Exercise description:
Pictures in the data below are not part of the copy; transcribe everything else exactly.

— start of Stored rows —

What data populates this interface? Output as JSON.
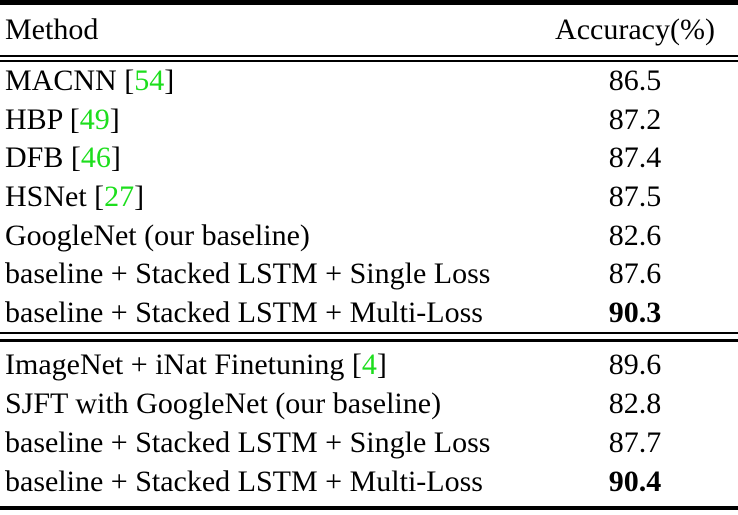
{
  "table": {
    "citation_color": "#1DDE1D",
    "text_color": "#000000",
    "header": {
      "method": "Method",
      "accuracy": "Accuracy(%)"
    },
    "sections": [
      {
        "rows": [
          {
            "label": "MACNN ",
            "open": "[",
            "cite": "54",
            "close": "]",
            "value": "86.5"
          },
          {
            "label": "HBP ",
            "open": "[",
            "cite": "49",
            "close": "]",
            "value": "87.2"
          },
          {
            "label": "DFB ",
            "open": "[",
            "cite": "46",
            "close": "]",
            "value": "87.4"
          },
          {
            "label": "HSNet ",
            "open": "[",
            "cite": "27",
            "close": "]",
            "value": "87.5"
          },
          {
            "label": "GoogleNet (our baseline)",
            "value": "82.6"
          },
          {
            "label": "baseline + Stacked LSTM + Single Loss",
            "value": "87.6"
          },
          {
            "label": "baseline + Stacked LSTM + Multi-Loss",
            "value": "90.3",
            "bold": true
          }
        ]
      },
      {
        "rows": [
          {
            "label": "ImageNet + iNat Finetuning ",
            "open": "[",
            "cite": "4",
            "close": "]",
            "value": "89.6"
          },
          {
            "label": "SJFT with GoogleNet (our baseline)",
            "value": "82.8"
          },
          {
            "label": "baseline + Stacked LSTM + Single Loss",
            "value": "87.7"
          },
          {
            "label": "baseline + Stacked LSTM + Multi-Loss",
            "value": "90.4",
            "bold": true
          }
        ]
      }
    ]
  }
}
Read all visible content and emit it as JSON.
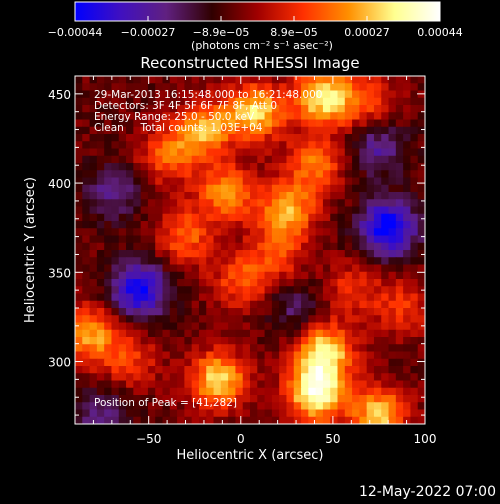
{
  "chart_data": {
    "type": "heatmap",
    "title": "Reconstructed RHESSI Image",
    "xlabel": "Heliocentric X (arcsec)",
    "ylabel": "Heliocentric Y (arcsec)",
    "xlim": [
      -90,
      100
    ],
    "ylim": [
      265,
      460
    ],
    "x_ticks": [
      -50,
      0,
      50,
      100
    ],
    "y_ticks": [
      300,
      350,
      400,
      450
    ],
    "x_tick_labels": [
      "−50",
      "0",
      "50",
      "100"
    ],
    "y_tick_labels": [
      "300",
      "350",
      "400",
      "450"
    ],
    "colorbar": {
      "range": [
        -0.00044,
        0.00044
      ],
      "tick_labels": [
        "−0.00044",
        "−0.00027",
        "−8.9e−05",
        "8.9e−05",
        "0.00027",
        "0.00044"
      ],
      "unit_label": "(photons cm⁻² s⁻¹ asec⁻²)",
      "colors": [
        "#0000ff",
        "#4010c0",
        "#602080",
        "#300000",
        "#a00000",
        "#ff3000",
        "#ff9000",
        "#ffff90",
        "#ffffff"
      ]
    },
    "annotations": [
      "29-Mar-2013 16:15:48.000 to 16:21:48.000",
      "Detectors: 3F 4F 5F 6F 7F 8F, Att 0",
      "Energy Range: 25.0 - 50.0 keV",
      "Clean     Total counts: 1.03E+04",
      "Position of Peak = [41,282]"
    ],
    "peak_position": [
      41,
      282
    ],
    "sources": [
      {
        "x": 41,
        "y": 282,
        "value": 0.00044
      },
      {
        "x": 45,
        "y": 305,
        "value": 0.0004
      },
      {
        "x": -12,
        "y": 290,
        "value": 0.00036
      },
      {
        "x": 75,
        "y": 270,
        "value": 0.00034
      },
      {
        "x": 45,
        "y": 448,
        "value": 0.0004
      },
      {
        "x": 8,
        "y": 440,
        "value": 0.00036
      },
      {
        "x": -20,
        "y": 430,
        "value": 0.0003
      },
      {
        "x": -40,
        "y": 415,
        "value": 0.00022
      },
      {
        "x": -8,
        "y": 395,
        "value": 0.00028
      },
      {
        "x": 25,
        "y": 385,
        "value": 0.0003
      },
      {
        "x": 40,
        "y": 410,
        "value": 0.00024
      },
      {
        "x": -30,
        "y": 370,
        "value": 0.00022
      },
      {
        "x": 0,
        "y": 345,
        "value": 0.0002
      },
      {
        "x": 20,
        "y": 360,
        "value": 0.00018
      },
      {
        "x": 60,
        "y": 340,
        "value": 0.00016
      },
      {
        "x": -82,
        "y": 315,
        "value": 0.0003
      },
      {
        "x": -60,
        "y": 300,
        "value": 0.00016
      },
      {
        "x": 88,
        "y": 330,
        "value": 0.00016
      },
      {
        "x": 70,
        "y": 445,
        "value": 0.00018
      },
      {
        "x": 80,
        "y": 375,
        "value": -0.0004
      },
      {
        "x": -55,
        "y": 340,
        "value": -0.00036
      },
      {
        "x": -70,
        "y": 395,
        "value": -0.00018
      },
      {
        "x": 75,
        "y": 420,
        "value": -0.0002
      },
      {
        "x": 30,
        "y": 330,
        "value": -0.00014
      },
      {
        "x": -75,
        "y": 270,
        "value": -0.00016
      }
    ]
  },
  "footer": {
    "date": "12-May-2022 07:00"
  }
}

— end of Stored rows —

Task response:
What data populates this interface? Output as JSON.
{
  "table": {
    "citation_color": "#1DDE1D",
    "text_color": "#000000",
    "header": {
      "method": "Method",
      "accuracy": "Accuracy(%)"
    },
    "sections": [
      {
        "rows": [
          {
            "label": "MACNN ",
            "open": "[",
            "cite": "54",
            "close": "]",
            "value": "86.5"
          },
          {
            "label": "HBP ",
            "open": "[",
            "cite": "49",
            "close": "]",
            "value": "87.2"
          },
          {
            "label": "DFB ",
            "open": "[",
            "cite": "46",
            "close": "]",
            "value": "87.4"
          },
          {
            "label": "HSNet ",
            "open": "[",
            "cite": "27",
            "close": "]",
            "value": "87.5"
          },
          {
            "label": "GoogleNet (our baseline)",
            "value": "82.6"
          },
          {
            "label": "baseline + Stacked LSTM + Single Loss",
            "value": "87.6"
          },
          {
            "label": "baseline + Stacked LSTM + Multi-Loss",
            "value": "90.3",
            "bold": true
          }
        ]
      },
      {
        "rows": [
          {
            "label": "ImageNet + iNat Finetuning ",
            "open": "[",
            "cite": "4",
            "close": "]",
            "value": "89.6"
          },
          {
            "label": "SJFT with GoogleNet (our baseline)",
            "value": "82.8"
          },
          {
            "label": "baseline + Stacked LSTM + Single Loss",
            "value": "87.7"
          },
          {
            "label": "baseline + Stacked LSTM + Multi-Loss",
            "value": "90.4",
            "bold": true
          }
        ]
      }
    ]
  }
}
Read all visible content and emit it as JSON.
{
  "chart_data": {
    "type": "heatmap",
    "title": "Reconstructed RHESSI Image",
    "xlabel": "Heliocentric X (arcsec)",
    "ylabel": "Heliocentric Y (arcsec)",
    "xlim": [
      -90,
      100
    ],
    "ylim": [
      265,
      460
    ],
    "x_ticks": [
      -50,
      0,
      50,
      100
    ],
    "y_ticks": [
      300,
      350,
      400,
      450
    ],
    "x_tick_labels": [
      "−50",
      "0",
      "50",
      "100"
    ],
    "y_tick_labels": [
      "300",
      "350",
      "400",
      "450"
    ],
    "colorbar": {
      "range": [
        -0.00044,
        0.00044
      ],
      "tick_labels": [
        "−0.00044",
        "−0.00027",
        "−8.9e−05",
        "8.9e−05",
        "0.00027",
        "0.00044"
      ],
      "unit_label": "(photons cm⁻² s⁻¹ asec⁻²)",
      "colors": [
        "#0000ff",
        "#4010c0",
        "#602080",
        "#300000",
        "#a00000",
        "#ff3000",
        "#ff9000",
        "#ffff90",
        "#ffffff"
      ]
    },
    "annotations": [
      "29-Mar-2013 16:15:48.000 to 16:21:48.000",
      "Detectors: 3F 4F 5F 6F 7F 8F, Att 0",
      "Energy Range: 25.0 - 50.0 keV",
      "Clean     Total counts: 1.03E+04",
      "Position of Peak = [41,282]"
    ],
    "peak_position": [
      41,
      282
    ],
    "sources": [
      {
        "x": 41,
        "y": 282,
        "value": 0.00044
      },
      {
        "x": 45,
        "y": 305,
        "value": 0.0004
      },
      {
        "x": -12,
        "y": 290,
        "value": 0.00036
      },
      {
        "x": 75,
        "y": 270,
        "value": 0.00034
      },
      {
        "x": 45,
        "y": 448,
        "value": 0.0004
      },
      {
        "x": 8,
        "y": 440,
        "value": 0.00036
      },
      {
        "x": -20,
        "y": 430,
        "value": 0.0003
      },
      {
        "x": -40,
        "y": 415,
        "value": 0.00022
      },
      {
        "x": -8,
        "y": 395,
        "value": 0.00028
      },
      {
        "x": 25,
        "y": 385,
        "value": 0.0003
      },
      {
        "x": 40,
        "y": 410,
        "value": 0.00024
      },
      {
        "x": -30,
        "y": 370,
        "value": 0.00022
      },
      {
        "x": 0,
        "y": 345,
        "value": 0.0002
      },
      {
        "x": 20,
        "y": 360,
        "value": 0.00018
      },
      {
        "x": 60,
        "y": 340,
        "value": 0.00016
      },
      {
        "x": -82,
        "y": 315,
        "value": 0.0003
      },
      {
        "x": -60,
        "y": 300,
        "value": 0.00016
      },
      {
        "x": 88,
        "y": 330,
        "value": 0.00016
      },
      {
        "x": 70,
        "y": 445,
        "value": 0.00018
      },
      {
        "x": 80,
        "y": 375,
        "value": -0.0004
      },
      {
        "x": -55,
        "y": 340,
        "value": -0.00036
      },
      {
        "x": -70,
        "y": 395,
        "value": -0.00018
      },
      {
        "x": 75,
        "y": 420,
        "value": -0.0002
      },
      {
        "x": 30,
        "y": 330,
        "value": -0.00014
      },
      {
        "x": -75,
        "y": 270,
        "value": -0.00016
      }
    ]
  },
  "footer": {
    "date": "12-May-2022 07:00"
  }
}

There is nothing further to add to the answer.